- [Data provided]
============

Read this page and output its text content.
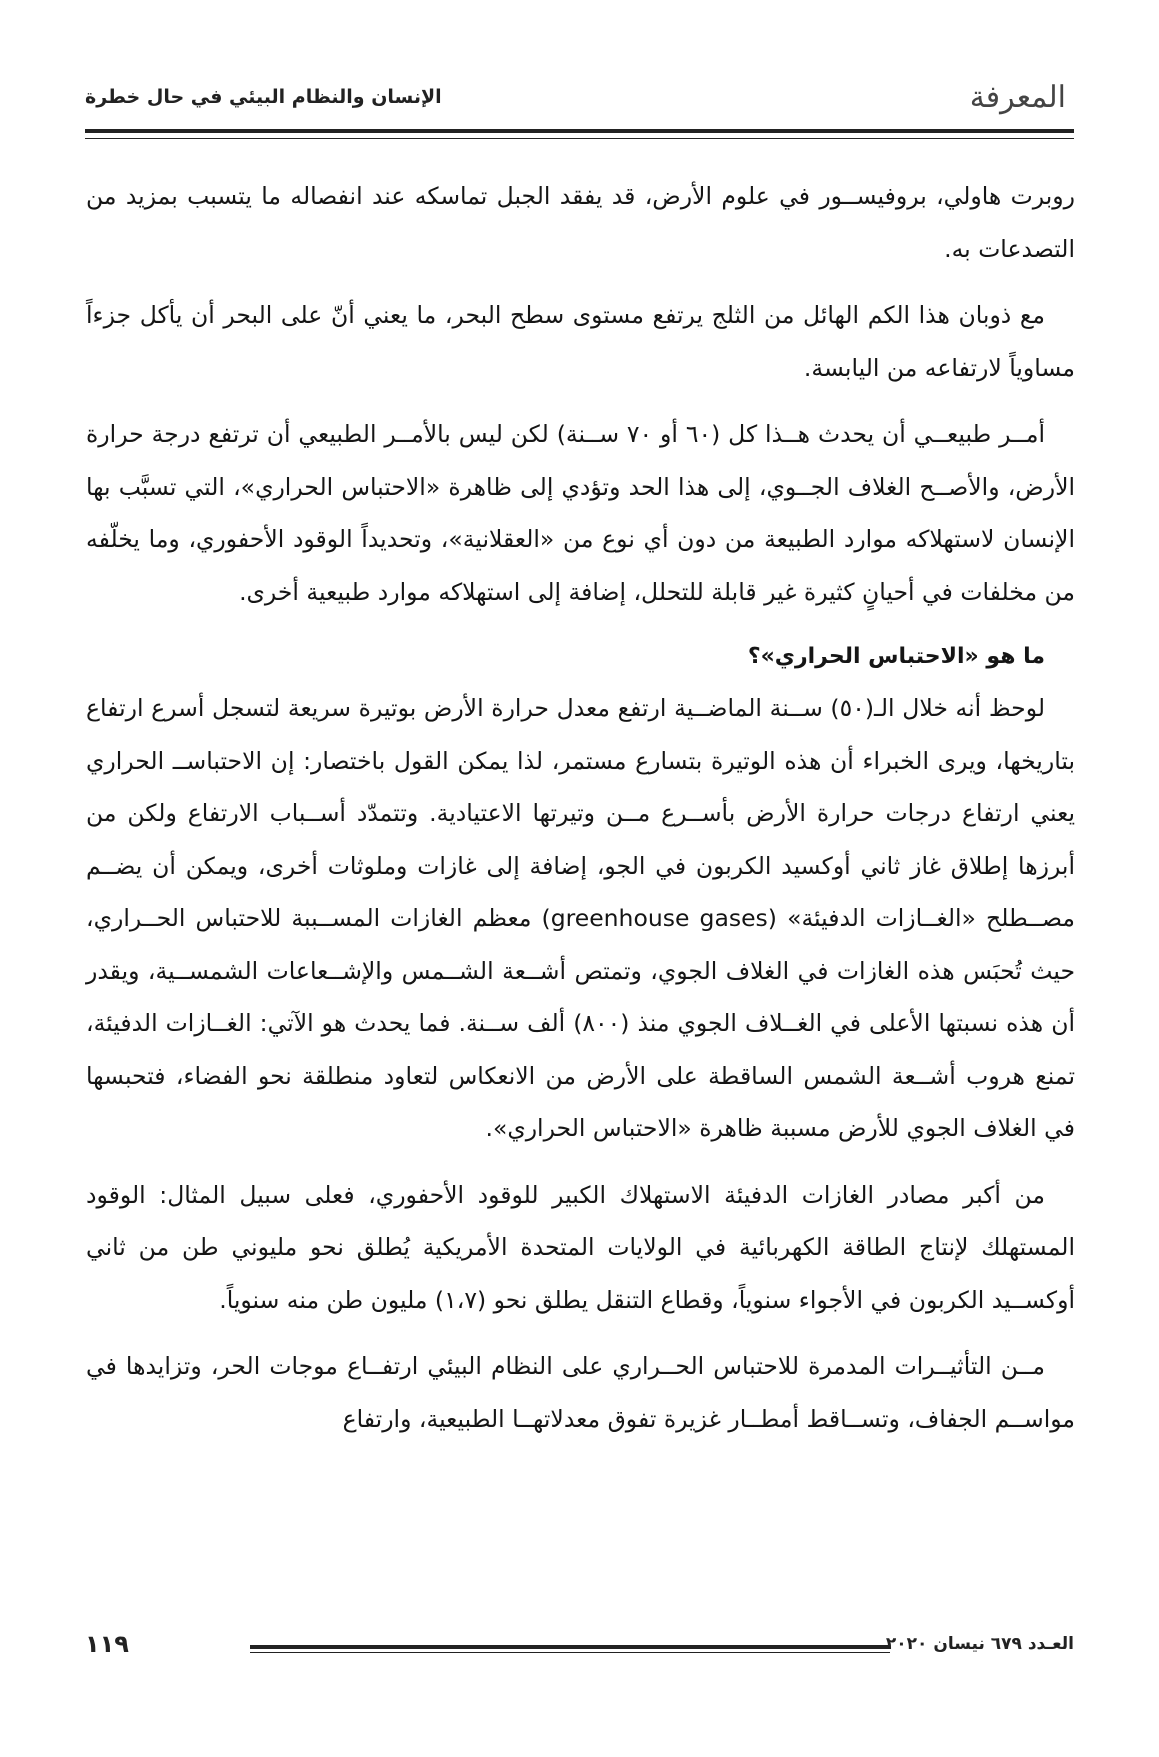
المعرفة
الإنسان والنظام البيئي في حال خطرة

روبرت هاولي، بروفيســور في علوم الأرض، قد يفقد الجبل تماسكه عند انفصاله ما يتسبب بمزيد من التصدعات به.

مع ذوبان هذا الكم الهائل من الثلج يرتفع مستوى سطح البحر، ما يعني أنّ على البحر أن يأكل جزءاً مساوياً لارتفاعه من اليابسة.

أمــر طبيعــي أن يحدث هــذا كل (٦٠ أو ٧٠ ســنة) لكن ليس بالأمــر الطبيعي أن ترتفع درجة حرارة الأرض، والأصــح الغلاف الجــوي، إلى هذا الحد وتؤدي إلى ظاهرة «الاحتباس الحراري»، التي تسبَّب بها الإنسان لاستهلاكه موارد الطبيعة من دون أي نوع من «العقلانية»، وتحديداً الوقود الأحفوري، وما يخلّفه من مخلفات في أحيانٍ كثيرة غير قابلة للتحلل، إضافة إلى استهلاكه موارد طبيعية أخرى.

ما هو «الاحتباس الحراري»؟

لوحظ أنه خلال الـ(٥٠) ســنة الماضــية ارتفع معدل حرارة الأرض بوتيرة سريعة لتسجل أسرع ارتفاع بتاريخها، ويرى الخبراء أن هذه الوتيرة بتسارع مستمر، لذا يمكن القول باختصار: إن الاحتباســ الحراري يعني ارتفاع درجات حرارة الأرض بأســرع مــن وتيرتها الاعتيادية. وتتمدّد أســباب الارتفاع ولكن من أبرزها إطلاق غاز ثاني أوكسيد الكربون في الجو، إضافة إلى غازات وملوثات أخرى، ويمكن أن يضــم مصــطلح «الغــازات الدفيئة» (greenhouse gases) معظم الغازات المســببة للاحتباس الحــراري، حيث تُحبَس هذه الغازات في الغلاف الجوي، وتمتص أشــعة الشــمس والإشــعاعات الشمســية، ويقدر أن هذه نسبتها الأعلى في الغــلاف الجوي منذ (٨٠٠) ألف ســنة. فما يحدث هو الآتي: الغــازات الدفيئة، تمنع هروب أشــعة الشمس الساقطة على الأرض من الانعكاس لتعاود منطلقة نحو الفضاء، فتحبسها في الغلاف الجوي للأرض مسببة ظاهرة «الاحتباس الحراري».

من أكبر مصادر الغازات الدفيئة الاستهلاك الكبير للوقود الأحفوري، فعلى سبيل المثال: الوقود المستهلك لإنتاج الطاقة الكهربائية في الولايات المتحدة الأمريكية يُطلق نحو مليوني طن من ثاني أوكســيد الكربون في الأجواء سنوياً، وقطاع التنقل يطلق نحو (١،٧) مليون طن منه سنوياً.

مــن التأثيــرات المدمرة للاحتباس الحــراري على النظام البيئي ارتفــاع موجات الحر، وتزايدها في مواســم الجفاف، وتســاقط أمطــار غزيرة تفوق معدلاتهــا الطبيعية، وارتفاع

١١٩	العـدد ٦٧٩ نيسان ٢٠٢٠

============

- [Written problem] Write out every line of the listing that holds the word "الأحفوري".

- [Solution for this problem]
أمــر طبيعــي أن يحدث هــذا كل (٦٠ أو ٧٠ ســنة) لكن ليس بالأمــر الطبيعي أن ترتفع درجة حرارة الأرض، والأصــح الغلاف الجــوي، إلى هذا الحد وتؤدي إلى ظاهرة «الاحتباس الحراري»، التي تسبَّب بها الإنسان لاستهلاكه موارد الطبيعة من دون أي نوع من «العقلانية»، وتحديداً الوقود الأحفوري، وما يخلّفه من مخلفات في أحيانٍ كثيرة غير قابلة للتحلل، إضافة إلى استهلاكه موارد طبيعية أخرى.
من أكبر مصادر الغازات الدفيئة الاستهلاك الكبير للوقود الأحفوري، فعلى سبيل المثال: الوقود المستهلك لإنتاج الطاقة الكهربائية في الولايات المتحدة الأمريكية يُطلق نحو مليوني طن من ثاني أوكســيد الكربون في الأجواء سنوياً، وقطاع التنقل يطلق نحو (١،٧) مليون طن منه سنوياً.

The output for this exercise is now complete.